▸ Your objective
Read through the records below and copy each line that uses the word "السياسة".

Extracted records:
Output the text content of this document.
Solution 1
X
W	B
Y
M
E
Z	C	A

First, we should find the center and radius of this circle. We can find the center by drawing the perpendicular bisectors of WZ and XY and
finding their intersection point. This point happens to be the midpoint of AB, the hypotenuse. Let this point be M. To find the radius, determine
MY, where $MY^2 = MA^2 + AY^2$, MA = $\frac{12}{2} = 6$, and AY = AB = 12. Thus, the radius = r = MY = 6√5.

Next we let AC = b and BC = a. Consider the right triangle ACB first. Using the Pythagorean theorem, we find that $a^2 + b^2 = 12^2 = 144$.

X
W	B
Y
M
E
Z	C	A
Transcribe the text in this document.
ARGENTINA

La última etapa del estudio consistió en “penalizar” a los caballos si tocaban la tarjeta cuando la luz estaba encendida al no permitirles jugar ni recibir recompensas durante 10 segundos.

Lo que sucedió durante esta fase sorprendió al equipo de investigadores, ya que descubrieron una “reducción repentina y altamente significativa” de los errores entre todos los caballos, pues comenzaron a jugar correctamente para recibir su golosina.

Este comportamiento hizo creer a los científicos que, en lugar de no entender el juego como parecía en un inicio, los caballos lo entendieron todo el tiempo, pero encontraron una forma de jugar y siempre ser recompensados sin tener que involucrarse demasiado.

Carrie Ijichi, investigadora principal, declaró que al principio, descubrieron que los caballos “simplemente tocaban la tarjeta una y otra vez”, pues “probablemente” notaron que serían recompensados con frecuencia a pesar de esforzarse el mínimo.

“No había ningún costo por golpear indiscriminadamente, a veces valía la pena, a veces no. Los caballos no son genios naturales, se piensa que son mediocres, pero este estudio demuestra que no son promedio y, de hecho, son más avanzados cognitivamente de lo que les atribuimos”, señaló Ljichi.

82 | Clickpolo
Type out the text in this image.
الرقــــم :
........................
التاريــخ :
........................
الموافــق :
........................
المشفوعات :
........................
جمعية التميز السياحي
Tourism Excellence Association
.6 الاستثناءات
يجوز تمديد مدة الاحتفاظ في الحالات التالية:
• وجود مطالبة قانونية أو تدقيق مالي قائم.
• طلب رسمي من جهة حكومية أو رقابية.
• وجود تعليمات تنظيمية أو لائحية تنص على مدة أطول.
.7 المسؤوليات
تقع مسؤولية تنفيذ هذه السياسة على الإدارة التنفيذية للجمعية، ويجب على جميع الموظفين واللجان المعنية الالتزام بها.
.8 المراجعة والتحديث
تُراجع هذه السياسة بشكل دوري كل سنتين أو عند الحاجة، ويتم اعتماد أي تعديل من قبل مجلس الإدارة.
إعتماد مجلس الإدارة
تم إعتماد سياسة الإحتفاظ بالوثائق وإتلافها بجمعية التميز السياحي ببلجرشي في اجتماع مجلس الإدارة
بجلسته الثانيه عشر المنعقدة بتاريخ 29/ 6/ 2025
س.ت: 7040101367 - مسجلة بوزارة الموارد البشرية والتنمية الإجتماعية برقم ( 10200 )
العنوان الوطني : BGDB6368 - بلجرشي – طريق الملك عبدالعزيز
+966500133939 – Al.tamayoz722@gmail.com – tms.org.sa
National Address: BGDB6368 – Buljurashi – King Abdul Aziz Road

▸ Finished answer
تقع مسؤولية تنفيذ هذه السياسة على الإدارة التنفيذية للجمعية، ويجب على جميع الموظفين واللجان المعنية الالتزام بها.
تُراجع هذه السياسة بشكل دوري كل سنتين أو عند الحاجة، ويتم اعتماد أي تعديل من قبل مجلس الإدارة.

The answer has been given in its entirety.